• _WHAT THE TASK REQUIRES_:
Among the entries, which lines carry the string "image"? Copy each of them.

=====

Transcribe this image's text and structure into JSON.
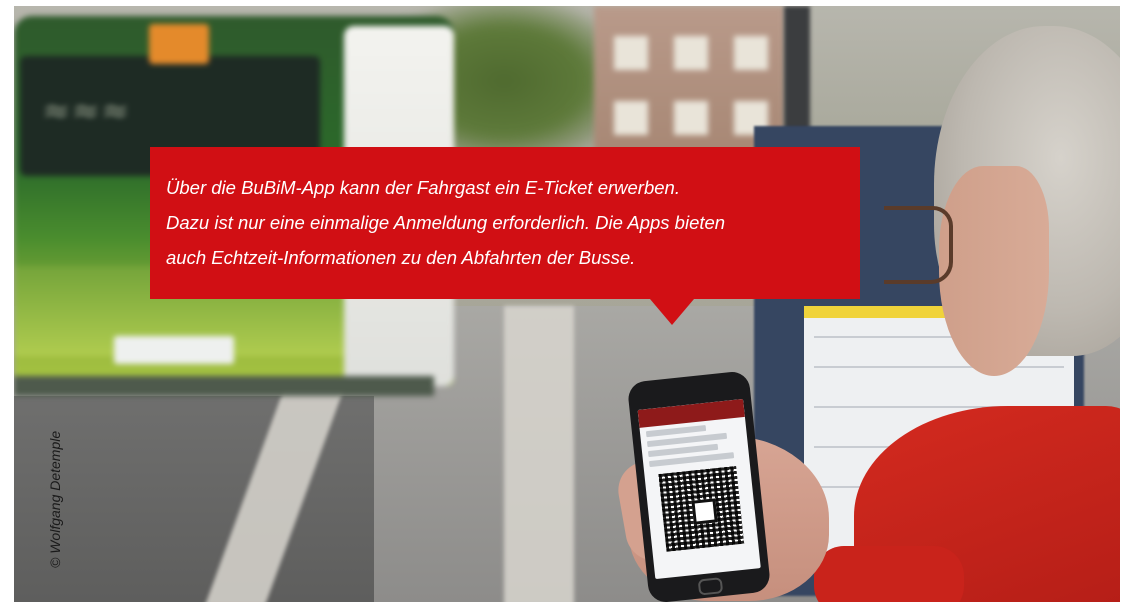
{
  "photo": {
    "description_free": true,
    "callout": {
      "lines": [
        "Über die BuBiM-App kann der Fahrgast ein E-Ticket erwerben.",
        "Dazu ist nur eine einmalige Anmeldung erforderlich. Die Apps bieten",
        "auch Echtzeit-Informationen zu den Abfahrten der Busse."
      ],
      "background_color": "#d10f14",
      "text_color": "#ffffff"
    },
    "credit": "© Wolfgang Detemple"
  }
}
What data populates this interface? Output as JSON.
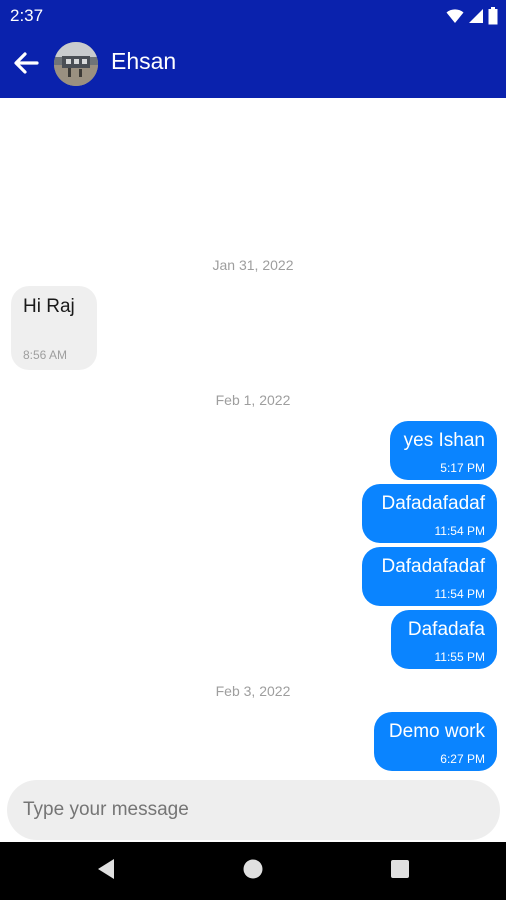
{
  "status_bar": {
    "time": "2:37"
  },
  "header": {
    "contact_name": "Ehsan"
  },
  "chat": {
    "date_1": "Jan 31, 2022",
    "date_2": "Feb 1, 2022",
    "date_3": "Feb 3, 2022",
    "messages": [
      {
        "text": "Hi Raj",
        "time": "8:56 AM",
        "direction": "incoming"
      },
      {
        "text": "yes Ishan",
        "time": "5:17 PM",
        "direction": "outgoing"
      },
      {
        "text": "Dafadafadaf",
        "time": "11:54 PM",
        "direction": "outgoing"
      },
      {
        "text": "Dafadafadaf",
        "time": "11:54 PM",
        "direction": "outgoing"
      },
      {
        "text": "Dafadafa",
        "time": "11:55 PM",
        "direction": "outgoing"
      },
      {
        "text": "Demo work",
        "time": "6:27 PM",
        "direction": "outgoing"
      }
    ]
  },
  "composer": {
    "placeholder": "Type your message"
  },
  "colors": {
    "header_bg": "#0a22ad",
    "outgoing_bubble": "#0a84ff",
    "incoming_bubble": "#efefef"
  },
  "icons": [
    "back-arrow-icon",
    "wifi-icon",
    "signal-icon",
    "battery-icon",
    "nav-back-icon",
    "nav-home-icon",
    "nav-recents-icon"
  ]
}
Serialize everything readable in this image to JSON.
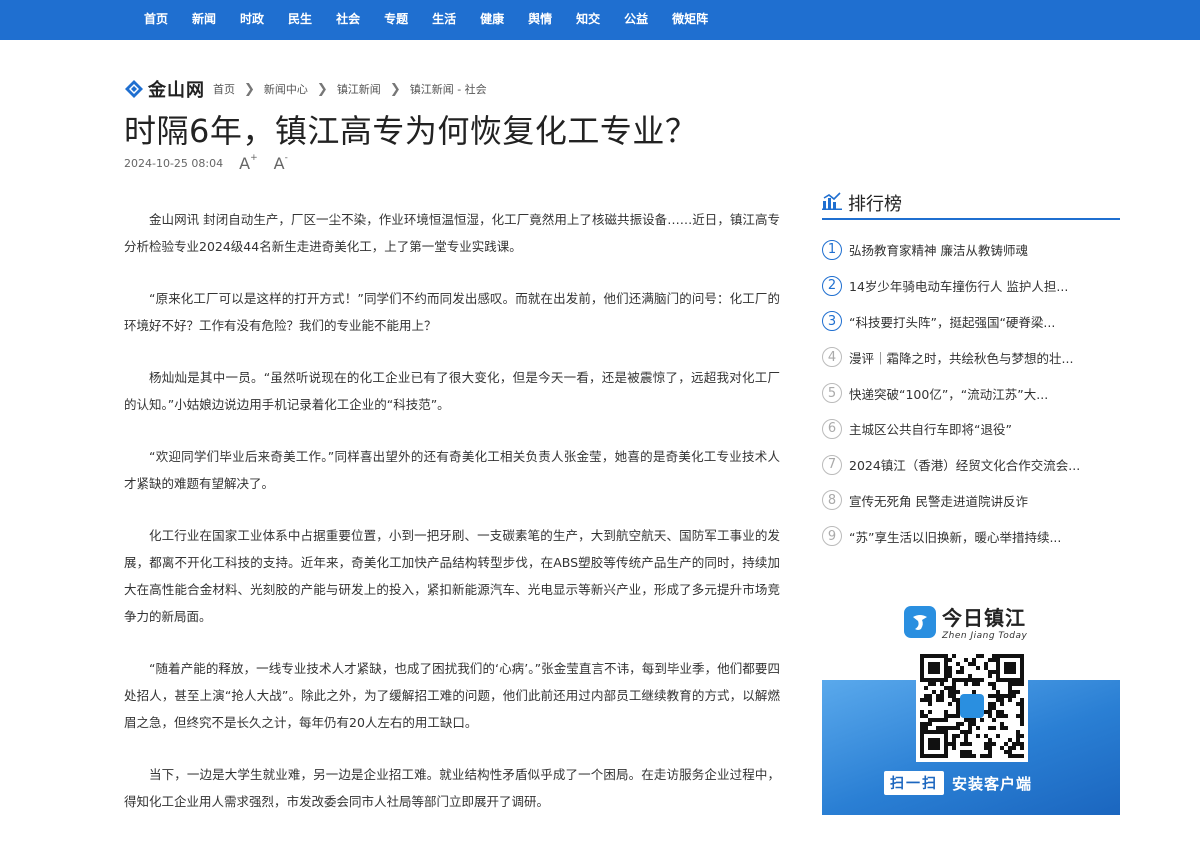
{
  "nav": {
    "items": [
      "首页",
      "新闻",
      "时政",
      "民生",
      "社会",
      "专题",
      "生活",
      "健康",
      "舆情",
      "知交",
      "公益",
      "微矩阵"
    ]
  },
  "logo": {
    "text": "金山网"
  },
  "breadcrumb": {
    "items": [
      "首页",
      "新闻中心",
      "镇江新闻",
      "镇江新闻 - 社会"
    ]
  },
  "article": {
    "title": "时隔6年，镇江高专为何恢复化工专业？",
    "datetime": "2024-10-25 08:04",
    "font_increase": "A",
    "font_decrease": "A",
    "font_increase_sign": "+",
    "font_decrease_sign": "-",
    "paragraphs": [
      "金山网讯 封闭自动生产，厂区一尘不染，作业环境恒温恒湿，化工厂竟然用上了核磁共振设备……近日，镇江高专分析检验专业2024级44名新生走进奇美化工，上了第一堂专业实践课。",
      "“原来化工厂可以是这样的打开方式！”同学们不约而同发出感叹。而就在出发前，他们还满脑门的问号：化工厂的环境好不好？工作有没有危险？我们的专业能不能用上？",
      "杨灿灿是其中一员。“虽然听说现在的化工企业已有了很大变化，但是今天一看，还是被震惊了，远超我对化工厂的认知。”小姑娘边说边用手机记录着化工企业的“科技范”。",
      "“欢迎同学们毕业后来奇美工作。”同样喜出望外的还有奇美化工相关负责人张金莹，她喜的是奇美化工专业技术人才紧缺的难题有望解决了。",
      "化工行业在国家工业体系中占据重要位置，小到一把牙刷、一支碳素笔的生产，大到航空航天、国防军工事业的发展，都离不开化工科技的支持。近年来，奇美化工加快产品结构转型步伐，在ABS塑胶等传统产品生产的同时，持续加大在高性能合金材料、光刻胶的产能与研发上的投入，紧扣新能源汽车、光电显示等新兴产业，形成了多元提升市场竞争力的新局面。",
      "“随着产能的释放，一线专业技术人才紧缺，也成了困扰我们的‘心病’。”张金莹直言不讳，每到毕业季，他们都要四处招人，甚至上演“抢人大战”。除此之外，为了缓解招工难的问题，他们此前还用过内部员工继续教育的方式，以解燃眉之急，但终究不是长久之计，每年仍有20人左右的用工缺口。",
      "当下，一边是大学生就业难，另一边是企业招工难。就业结构性矛盾似乎成了一个困局。在走访服务企业过程中，得知化工企业用人需求强烈，市发改委会同市人社局等部门立即展开了调研。"
    ]
  },
  "ranking": {
    "title": "排行榜",
    "items": [
      {
        "num": "1",
        "text": "弘扬教育家精神 廉洁从教铸师魂"
      },
      {
        "num": "2",
        "text": "14岁少年骑电动车撞伤行人 监护人担..."
      },
      {
        "num": "3",
        "text": "“科技要打头阵”，挺起强国“硬脊梁..."
      },
      {
        "num": "4",
        "text": "漫评｜霜降之时，共绘秋色与梦想的壮..."
      },
      {
        "num": "5",
        "text": "快递突破“100亿”，“流动江苏”大..."
      },
      {
        "num": "6",
        "text": "主城区公共自行车即将“退役”"
      },
      {
        "num": "7",
        "text": "2024镇江（香港）经贸文化合作交流会..."
      },
      {
        "num": "8",
        "text": "宣传无死角 民警走进道院讲反诈"
      },
      {
        "num": "9",
        "text": "“苏”享生活以旧换新，暖心举措持续..."
      }
    ]
  },
  "app_ad": {
    "name_cn": "今日镇江",
    "name_en": "Zhen Jiang Today",
    "cta_box": "扫一扫",
    "cta_text": "安装客户端"
  },
  "colors": {
    "nav_bg": "#1f6fd0",
    "rank_top": "#1f6fd0",
    "rank_other": "#aaaaaa",
    "ad_blue": "#2a7fd4"
  }
}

=====

• _PROBLEM SOLUTION_:
Transcribe this image's text and structure into JSON.
Serialize everything readable in this image to JSON.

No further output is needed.